==== RECORDS

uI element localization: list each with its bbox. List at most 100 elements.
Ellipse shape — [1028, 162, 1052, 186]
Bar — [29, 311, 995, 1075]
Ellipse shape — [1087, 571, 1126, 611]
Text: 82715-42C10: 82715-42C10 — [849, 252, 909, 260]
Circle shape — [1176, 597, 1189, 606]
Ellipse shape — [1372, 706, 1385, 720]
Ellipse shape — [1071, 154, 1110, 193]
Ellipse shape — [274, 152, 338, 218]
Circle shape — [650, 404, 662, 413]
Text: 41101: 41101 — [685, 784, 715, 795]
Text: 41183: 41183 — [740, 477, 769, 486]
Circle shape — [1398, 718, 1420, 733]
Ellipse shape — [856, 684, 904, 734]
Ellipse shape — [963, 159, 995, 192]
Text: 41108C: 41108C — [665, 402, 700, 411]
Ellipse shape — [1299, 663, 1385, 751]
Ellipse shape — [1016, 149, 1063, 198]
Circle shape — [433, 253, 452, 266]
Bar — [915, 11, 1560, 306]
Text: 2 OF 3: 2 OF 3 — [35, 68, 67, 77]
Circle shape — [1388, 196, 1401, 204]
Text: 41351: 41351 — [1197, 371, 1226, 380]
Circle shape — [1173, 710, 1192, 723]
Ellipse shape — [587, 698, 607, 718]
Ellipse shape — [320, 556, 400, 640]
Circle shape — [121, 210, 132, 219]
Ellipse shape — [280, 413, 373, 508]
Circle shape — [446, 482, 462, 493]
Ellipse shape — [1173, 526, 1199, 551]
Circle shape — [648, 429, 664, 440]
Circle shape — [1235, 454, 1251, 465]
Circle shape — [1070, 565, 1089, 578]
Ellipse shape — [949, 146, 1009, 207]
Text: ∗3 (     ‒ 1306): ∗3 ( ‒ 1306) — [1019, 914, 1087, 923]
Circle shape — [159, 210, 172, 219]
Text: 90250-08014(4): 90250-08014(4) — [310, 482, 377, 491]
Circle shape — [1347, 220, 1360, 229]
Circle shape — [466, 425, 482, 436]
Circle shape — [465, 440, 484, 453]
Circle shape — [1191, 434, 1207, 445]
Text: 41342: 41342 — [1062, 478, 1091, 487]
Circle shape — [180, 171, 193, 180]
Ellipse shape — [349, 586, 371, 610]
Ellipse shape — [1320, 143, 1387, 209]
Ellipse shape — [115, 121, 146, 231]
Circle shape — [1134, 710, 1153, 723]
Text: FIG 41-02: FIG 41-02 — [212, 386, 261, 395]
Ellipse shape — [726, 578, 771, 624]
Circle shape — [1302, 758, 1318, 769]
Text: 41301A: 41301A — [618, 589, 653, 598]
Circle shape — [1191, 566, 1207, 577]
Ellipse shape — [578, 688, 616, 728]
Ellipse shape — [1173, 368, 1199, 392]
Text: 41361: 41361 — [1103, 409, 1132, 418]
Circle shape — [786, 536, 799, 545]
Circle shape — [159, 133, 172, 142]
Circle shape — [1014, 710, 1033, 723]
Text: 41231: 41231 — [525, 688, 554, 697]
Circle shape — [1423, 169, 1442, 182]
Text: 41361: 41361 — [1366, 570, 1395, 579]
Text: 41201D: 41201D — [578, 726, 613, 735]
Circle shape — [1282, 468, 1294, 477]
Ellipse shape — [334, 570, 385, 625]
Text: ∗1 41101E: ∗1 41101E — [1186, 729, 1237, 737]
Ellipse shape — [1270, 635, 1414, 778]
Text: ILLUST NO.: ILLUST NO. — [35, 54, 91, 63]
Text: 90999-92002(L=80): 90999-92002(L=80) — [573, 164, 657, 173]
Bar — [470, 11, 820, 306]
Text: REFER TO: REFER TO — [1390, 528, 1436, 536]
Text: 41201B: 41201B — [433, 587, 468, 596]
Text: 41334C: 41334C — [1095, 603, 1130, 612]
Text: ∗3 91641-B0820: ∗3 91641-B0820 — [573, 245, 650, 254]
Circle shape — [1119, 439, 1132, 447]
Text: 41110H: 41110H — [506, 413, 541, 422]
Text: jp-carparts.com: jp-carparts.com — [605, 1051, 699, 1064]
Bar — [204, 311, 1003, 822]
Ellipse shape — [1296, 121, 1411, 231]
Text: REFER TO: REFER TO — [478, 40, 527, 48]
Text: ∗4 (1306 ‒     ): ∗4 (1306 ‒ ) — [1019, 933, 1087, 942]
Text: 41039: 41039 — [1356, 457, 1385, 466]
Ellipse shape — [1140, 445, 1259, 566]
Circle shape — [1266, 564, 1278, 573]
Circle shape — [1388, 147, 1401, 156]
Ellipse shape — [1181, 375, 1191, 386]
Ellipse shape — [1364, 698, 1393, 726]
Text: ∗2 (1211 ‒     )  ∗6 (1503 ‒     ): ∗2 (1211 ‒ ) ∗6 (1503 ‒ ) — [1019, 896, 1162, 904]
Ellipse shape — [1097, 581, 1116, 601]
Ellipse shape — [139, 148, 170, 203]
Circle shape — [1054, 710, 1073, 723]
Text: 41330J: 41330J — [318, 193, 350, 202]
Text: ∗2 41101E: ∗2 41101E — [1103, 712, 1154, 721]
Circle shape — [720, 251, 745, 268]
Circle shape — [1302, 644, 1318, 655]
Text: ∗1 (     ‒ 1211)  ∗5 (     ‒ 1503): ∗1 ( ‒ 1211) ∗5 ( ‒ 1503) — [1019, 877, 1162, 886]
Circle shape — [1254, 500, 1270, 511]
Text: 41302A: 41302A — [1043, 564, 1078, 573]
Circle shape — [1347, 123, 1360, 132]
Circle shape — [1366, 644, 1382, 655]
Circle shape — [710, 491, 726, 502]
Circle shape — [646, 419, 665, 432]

========

EXERCISE
Pick out every line in the listing above that contains the string "REFER", matching case exactly, and copy each of those lines.

FULL RESPONSE
Text: REFER TO: REFER TO — [1390, 528, 1436, 536]
Text: REFER TO: REFER TO — [478, 40, 527, 48]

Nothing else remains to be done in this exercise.